• _Task goal_: Repeat the records below exactly.
-- START OF Material --
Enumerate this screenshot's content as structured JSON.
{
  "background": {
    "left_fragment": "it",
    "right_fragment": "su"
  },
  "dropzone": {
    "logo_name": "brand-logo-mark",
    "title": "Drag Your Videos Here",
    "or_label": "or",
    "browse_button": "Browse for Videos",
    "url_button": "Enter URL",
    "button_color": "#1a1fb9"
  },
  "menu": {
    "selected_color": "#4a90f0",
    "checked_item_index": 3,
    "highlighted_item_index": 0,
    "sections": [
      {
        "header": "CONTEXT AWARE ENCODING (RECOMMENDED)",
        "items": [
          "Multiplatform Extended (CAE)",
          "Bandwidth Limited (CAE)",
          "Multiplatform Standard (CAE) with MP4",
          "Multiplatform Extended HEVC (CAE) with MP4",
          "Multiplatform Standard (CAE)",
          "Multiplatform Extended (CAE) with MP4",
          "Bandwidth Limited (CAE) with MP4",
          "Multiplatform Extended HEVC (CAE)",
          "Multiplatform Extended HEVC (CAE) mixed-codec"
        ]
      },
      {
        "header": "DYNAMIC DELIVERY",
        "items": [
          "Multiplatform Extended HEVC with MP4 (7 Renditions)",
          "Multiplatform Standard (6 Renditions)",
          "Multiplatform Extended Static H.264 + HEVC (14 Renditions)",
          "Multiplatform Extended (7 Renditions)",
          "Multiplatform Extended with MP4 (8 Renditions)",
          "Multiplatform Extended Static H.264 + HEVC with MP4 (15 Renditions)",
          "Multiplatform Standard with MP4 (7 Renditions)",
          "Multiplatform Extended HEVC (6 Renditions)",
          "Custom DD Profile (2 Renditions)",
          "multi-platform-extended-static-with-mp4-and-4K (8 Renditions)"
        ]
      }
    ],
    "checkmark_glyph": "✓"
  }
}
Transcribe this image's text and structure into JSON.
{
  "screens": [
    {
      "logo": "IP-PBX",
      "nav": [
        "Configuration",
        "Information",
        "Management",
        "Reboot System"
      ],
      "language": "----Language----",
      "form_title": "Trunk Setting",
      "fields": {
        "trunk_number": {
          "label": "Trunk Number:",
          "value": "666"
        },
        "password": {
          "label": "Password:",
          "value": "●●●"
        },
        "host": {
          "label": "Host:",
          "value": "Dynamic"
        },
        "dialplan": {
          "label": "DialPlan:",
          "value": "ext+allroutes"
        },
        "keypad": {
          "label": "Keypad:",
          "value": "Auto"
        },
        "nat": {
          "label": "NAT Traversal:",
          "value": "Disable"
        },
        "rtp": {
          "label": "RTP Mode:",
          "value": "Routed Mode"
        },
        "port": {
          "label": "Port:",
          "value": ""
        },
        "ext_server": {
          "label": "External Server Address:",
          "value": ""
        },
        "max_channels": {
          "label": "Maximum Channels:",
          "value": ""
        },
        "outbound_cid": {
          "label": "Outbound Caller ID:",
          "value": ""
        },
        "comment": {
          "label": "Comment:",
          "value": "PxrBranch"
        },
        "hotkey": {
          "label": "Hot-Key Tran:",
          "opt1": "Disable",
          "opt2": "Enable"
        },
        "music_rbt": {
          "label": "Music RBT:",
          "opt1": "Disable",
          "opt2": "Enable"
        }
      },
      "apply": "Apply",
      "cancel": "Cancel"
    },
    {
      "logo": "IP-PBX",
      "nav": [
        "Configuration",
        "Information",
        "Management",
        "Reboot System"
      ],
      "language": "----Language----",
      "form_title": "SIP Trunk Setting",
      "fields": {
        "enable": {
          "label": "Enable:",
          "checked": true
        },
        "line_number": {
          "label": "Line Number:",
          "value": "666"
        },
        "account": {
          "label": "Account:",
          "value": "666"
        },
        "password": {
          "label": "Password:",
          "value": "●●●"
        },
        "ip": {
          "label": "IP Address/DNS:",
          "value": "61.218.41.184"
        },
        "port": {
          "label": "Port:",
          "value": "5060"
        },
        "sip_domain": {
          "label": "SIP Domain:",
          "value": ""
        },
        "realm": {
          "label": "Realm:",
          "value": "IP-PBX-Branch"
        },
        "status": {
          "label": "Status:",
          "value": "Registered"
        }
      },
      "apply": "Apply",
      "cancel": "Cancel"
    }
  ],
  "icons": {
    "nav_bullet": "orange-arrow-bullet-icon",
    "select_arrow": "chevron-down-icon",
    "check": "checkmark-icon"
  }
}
-- END OF Material --
• _Completed exercise_:
Enumerate this screenshot's content as structured JSON.
{
  "background": {
    "left_fragment": "it",
    "right_fragment": "su"
  },
  "dropzone": {
    "logo_name": "brand-logo-mark",
    "title": "Drag Your Videos Here",
    "or_label": "or",
    "browse_button": "Browse for Videos",
    "url_button": "Enter URL",
    "button_color": "#1a1fb9"
  },
  "menu": {
    "selected_color": "#4a90f0",
    "checked_item_index": 3,
    "highlighted_item_index": 0,
    "sections": [
      {
        "header": "CONTEXT AWARE ENCODING (RECOMMENDED)",
        "items": [
          "Multiplatform Extended (CAE)",
          "Bandwidth Limited (CAE)",
          "Multiplatform Standard (CAE) with MP4",
          "Multiplatform Extended HEVC (CAE) with MP4",
          "Multiplatform Standard (CAE)",
          "Multiplatform Extended (CAE) with MP4",
          "Bandwidth Limited (CAE) with MP4",
          "Multiplatform Extended HEVC (CAE)",
          "Multiplatform Extended HEVC (CAE) mixed-codec"
        ]
      },
      {
        "header": "DYNAMIC DELIVERY",
        "items": [
          "Multiplatform Extended HEVC with MP4 (7 Renditions)",
          "Multiplatform Standard (6 Renditions)",
          "Multiplatform Extended Static H.264 + HEVC (14 Renditions)",
          "Multiplatform Extended (7 Renditions)",
          "Multiplatform Extended with MP4 (8 Renditions)",
          "Multiplatform Extended Static H.264 + HEVC with MP4 (15 Renditions)",
          "Multiplatform Standard with MP4 (7 Renditions)",
          "Multiplatform Extended HEVC (6 Renditions)",
          "Custom DD Profile (2 Renditions)",
          "multi-platform-extended-static-with-mp4-and-4K (8 Renditions)"
        ]
      }
    ],
    "checkmark_glyph": "✓"
  }
}
Transcribe this image's text and structure into JSON.
{
  "screens": [
    {
      "logo": "IP-PBX",
      "nav": [
        "Configuration",
        "Information",
        "Management",
        "Reboot System"
      ],
      "language": "----Language----",
      "form_title": "Trunk Setting",
      "fields": {
        "trunk_number": {
          "label": "Trunk Number:",
          "value": "666"
        },
        "password": {
          "label": "Password:",
          "value": "●●●"
        },
        "host": {
          "label": "Host:",
          "value": "Dynamic"
        },
        "dialplan": {
          "label": "DialPlan:",
          "value": "ext+allroutes"
        },
        "keypad": {
          "label": "Keypad:",
          "value": "Auto"
        },
        "nat": {
          "label": "NAT Traversal:",
          "value": "Disable"
        },
        "rtp": {
          "label": "RTP Mode:",
          "value": "Routed Mode"
        },
        "port": {
          "label": "Port:",
          "value": ""
        },
        "ext_server": {
          "label": "External Server Address:",
          "value": ""
        },
        "max_channels": {
          "label": "Maximum Channels:",
          "value": ""
        },
        "outbound_cid": {
          "label": "Outbound Caller ID:",
          "value": ""
        },
        "comment": {
          "label": "Comment:",
          "value": "PxrBranch"
        },
        "hotkey": {
          "label": "Hot-Key Tran:",
          "opt1": "Disable",
          "opt2": "Enable"
        },
        "music_rbt": {
          "label": "Music RBT:",
          "opt1": "Disable",
          "opt2": "Enable"
        }
      },
      "apply": "Apply",
      "cancel": "Cancel"
    },
    {
      "logo": "IP-PBX",
      "nav": [
        "Configuration",
        "Information",
        "Management",
        "Reboot System"
      ],
      "language": "----Language----",
      "form_title": "SIP Trunk Setting",
      "fields": {
        "enable": {
          "label": "Enable:",
          "checked": true
        },
        "line_number": {
          "label": "Line Number:",
          "value": "666"
        },
        "account": {
          "label": "Account:",
          "value": "666"
        },
        "password": {
          "label": "Password:",
          "value": "●●●"
        },
        "ip": {
          "label": "IP Address/DNS:",
          "value": "61.218.41.184"
        },
        "port": {
          "label": "Port:",
          "value": "5060"
        },
        "sip_domain": {
          "label": "SIP Domain:",
          "value": ""
        },
        "realm": {
          "label": "Realm:",
          "value": "IP-PBX-Branch"
        },
        "status": {
          "label": "Status:",
          "value": "Registered"
        }
      },
      "apply": "Apply",
      "cancel": "Cancel"
    }
  ],
  "icons": {
    "nav_bullet": "orange-arrow-bullet-icon",
    "select_arrow": "chevron-down-icon",
    "check": "checkmark-icon"
  }
}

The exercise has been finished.